─── Given data

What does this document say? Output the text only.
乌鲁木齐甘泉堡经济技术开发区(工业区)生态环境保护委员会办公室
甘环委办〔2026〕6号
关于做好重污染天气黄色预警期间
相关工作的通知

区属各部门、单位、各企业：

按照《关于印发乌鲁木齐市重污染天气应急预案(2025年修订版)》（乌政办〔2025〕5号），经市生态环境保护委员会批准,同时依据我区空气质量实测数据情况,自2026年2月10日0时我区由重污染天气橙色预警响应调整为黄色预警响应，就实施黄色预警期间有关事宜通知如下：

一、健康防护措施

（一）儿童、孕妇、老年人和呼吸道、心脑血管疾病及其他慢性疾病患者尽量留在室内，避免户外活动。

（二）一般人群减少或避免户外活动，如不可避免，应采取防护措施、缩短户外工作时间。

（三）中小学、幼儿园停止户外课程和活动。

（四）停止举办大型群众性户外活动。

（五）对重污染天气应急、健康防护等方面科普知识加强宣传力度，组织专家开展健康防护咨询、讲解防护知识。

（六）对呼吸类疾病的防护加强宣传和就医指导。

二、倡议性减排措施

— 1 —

──────

• _Task details_: Repeat the entries exactly, all of them.

• _Result_:
What does this document say? Output the text only.
乌鲁木齐甘泉堡经济技术开发区(工业区)生态环境保护委员会办公室
甘环委办〔2026〕6号
关于做好重污染天气黄色预警期间
相关工作的通知

区属各部门、单位、各企业：

按照《关于印发乌鲁木齐市重污染天气应急预案(2025年修订版)》（乌政办〔2025〕5号），经市生态环境保护委员会批准,同时依据我区空气质量实测数据情况,自2026年2月10日0时我区由重污染天气橙色预警响应调整为黄色预警响应，就实施黄色预警期间有关事宜通知如下：

一、健康防护措施

（一）儿童、孕妇、老年人和呼吸道、心脑血管疾病及其他慢性疾病患者尽量留在室内，避免户外活动。

（二）一般人群减少或避免户外活动，如不可避免，应采取防护措施、缩短户外工作时间。

（三）中小学、幼儿园停止户外课程和活动。

（四）停止举办大型群众性户外活动。

（五）对重污染天气应急、健康防护等方面科普知识加强宣传力度，组织专家开展健康防护咨询、讲解防护知识。

（六）对呼吸类疾病的防护加强宣传和就医指导。

二、倡议性减排措施

— 1 —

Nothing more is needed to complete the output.